+++ TASK INPUTS +++
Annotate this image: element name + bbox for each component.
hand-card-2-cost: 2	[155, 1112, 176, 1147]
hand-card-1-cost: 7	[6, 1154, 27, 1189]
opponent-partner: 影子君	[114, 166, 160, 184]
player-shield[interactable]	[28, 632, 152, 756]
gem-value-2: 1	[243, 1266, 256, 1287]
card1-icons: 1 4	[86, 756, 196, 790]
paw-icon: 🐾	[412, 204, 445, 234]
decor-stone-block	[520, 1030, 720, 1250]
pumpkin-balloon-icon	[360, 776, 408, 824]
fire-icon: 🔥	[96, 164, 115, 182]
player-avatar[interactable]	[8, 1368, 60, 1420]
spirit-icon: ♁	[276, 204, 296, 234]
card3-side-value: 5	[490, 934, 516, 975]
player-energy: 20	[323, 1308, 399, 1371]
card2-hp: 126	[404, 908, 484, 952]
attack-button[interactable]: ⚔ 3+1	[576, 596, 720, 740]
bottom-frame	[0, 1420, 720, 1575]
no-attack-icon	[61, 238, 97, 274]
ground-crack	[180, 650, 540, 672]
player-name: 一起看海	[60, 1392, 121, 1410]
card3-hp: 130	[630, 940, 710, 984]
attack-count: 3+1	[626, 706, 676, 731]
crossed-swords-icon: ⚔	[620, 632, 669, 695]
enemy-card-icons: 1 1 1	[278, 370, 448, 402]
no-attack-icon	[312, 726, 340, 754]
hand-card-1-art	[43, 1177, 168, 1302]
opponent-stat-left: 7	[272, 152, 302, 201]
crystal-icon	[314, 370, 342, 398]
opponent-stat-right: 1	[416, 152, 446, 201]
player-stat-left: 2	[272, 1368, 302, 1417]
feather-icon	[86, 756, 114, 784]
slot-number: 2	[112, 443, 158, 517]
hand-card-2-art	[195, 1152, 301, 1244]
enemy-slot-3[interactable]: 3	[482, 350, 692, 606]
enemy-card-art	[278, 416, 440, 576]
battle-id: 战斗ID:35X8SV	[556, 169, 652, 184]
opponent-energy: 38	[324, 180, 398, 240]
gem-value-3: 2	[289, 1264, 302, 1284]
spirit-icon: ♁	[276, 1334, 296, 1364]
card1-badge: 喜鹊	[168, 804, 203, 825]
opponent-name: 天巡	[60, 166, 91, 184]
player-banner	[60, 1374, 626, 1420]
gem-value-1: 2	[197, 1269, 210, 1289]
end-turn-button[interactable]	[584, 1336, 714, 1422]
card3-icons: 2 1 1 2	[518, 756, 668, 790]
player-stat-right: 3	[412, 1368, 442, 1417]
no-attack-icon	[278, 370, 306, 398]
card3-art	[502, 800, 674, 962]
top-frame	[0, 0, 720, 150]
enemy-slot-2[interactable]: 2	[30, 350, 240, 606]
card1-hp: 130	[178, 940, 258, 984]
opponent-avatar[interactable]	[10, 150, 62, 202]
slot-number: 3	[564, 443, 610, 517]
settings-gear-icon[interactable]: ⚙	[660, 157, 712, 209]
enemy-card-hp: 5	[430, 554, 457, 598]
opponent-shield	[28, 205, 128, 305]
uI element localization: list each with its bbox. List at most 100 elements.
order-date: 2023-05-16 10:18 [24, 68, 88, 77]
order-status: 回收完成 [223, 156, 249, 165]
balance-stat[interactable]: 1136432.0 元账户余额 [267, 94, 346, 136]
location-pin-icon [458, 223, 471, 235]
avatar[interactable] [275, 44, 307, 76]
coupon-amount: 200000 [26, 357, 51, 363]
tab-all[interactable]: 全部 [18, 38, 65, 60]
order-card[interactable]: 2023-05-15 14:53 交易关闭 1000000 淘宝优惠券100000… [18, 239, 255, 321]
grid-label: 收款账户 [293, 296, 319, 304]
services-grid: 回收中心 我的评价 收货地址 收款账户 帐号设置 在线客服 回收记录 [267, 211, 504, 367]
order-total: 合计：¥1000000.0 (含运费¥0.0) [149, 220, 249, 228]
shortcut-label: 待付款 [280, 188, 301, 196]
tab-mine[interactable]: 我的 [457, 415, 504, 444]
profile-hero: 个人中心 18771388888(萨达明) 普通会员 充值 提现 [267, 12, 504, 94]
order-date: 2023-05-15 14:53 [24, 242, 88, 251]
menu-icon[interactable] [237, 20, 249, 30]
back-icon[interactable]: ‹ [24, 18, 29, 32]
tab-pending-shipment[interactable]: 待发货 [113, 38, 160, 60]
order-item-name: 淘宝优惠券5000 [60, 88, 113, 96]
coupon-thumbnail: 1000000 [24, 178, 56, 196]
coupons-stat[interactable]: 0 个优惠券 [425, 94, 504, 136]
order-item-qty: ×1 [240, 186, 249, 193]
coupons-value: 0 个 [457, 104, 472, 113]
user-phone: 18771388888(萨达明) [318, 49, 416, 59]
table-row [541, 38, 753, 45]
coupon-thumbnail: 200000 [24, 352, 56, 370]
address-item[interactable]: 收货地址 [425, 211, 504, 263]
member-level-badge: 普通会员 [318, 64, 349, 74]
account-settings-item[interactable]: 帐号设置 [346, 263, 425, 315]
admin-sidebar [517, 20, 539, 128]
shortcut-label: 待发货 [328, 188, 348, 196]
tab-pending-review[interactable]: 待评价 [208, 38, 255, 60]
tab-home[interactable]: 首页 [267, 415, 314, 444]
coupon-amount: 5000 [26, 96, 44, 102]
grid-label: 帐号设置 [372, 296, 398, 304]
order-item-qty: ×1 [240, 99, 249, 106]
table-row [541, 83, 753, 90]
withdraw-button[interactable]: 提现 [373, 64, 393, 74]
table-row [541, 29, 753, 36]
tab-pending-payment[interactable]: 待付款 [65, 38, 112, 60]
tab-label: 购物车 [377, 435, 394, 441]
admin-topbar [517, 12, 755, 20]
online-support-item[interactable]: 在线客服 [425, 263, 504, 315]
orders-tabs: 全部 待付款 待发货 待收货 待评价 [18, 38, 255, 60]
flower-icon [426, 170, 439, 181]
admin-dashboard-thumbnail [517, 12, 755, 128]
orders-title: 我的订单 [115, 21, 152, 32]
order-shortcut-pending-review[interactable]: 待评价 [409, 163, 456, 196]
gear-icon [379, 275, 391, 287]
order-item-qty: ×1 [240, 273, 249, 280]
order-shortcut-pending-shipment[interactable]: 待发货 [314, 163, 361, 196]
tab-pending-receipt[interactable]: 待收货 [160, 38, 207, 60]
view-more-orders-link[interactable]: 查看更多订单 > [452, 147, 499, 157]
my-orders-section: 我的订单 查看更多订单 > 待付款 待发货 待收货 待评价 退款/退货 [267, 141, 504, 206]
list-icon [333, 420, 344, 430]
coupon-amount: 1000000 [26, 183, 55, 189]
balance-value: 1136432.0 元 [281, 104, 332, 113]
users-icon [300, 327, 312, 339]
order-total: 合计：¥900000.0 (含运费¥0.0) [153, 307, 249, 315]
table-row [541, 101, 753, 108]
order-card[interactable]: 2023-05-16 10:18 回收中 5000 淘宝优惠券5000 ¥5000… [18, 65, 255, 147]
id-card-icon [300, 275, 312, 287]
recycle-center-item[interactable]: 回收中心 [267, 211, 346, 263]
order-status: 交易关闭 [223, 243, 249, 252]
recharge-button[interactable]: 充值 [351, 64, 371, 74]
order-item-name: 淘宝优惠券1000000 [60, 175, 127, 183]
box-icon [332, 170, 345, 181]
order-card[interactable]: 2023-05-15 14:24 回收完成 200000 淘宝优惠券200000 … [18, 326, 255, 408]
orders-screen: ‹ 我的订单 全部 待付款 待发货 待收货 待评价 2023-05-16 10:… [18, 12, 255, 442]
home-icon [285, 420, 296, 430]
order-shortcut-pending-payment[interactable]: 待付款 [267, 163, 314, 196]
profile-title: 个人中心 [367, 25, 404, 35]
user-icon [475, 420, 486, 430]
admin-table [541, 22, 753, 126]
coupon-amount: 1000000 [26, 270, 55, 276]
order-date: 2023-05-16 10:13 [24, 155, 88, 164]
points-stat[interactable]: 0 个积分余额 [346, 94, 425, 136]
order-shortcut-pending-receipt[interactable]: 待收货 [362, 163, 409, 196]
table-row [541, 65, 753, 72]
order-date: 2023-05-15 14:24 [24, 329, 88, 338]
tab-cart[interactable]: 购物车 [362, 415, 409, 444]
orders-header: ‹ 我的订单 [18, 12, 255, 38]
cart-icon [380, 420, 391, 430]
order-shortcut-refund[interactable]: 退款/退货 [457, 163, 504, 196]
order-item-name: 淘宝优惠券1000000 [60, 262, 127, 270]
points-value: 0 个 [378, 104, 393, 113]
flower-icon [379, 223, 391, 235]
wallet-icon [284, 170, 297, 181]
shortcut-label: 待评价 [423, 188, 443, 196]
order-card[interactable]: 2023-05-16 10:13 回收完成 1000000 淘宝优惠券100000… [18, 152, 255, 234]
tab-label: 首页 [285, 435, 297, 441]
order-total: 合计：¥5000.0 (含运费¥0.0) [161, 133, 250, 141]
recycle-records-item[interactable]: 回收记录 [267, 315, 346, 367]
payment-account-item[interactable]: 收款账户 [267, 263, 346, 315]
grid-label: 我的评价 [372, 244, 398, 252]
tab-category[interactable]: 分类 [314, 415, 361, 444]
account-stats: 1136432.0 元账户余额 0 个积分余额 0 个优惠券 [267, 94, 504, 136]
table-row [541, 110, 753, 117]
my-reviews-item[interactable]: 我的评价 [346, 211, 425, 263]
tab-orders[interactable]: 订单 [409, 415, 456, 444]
+++
### WHAT IS REQUIRED
Rewrite the listing from its first line through the line containing "1030, 720, 1250]", with "cost" replaced by "price" and everything else left the same.

### FINAL RESULT
Annotate this image: element name + bbox for each component.
hand-card-2-price: 2	[155, 1112, 176, 1147]
hand-card-1-price: 7	[6, 1154, 27, 1189]
opponent-partner: 影子君	[114, 166, 160, 184]
player-shield[interactable]	[28, 632, 152, 756]
gem-value-2: 1	[243, 1266, 256, 1287]
card1-icons: 1 4	[86, 756, 196, 790]
paw-icon: 🐾	[412, 204, 445, 234]
decor-stone-block	[520, 1030, 720, 1250]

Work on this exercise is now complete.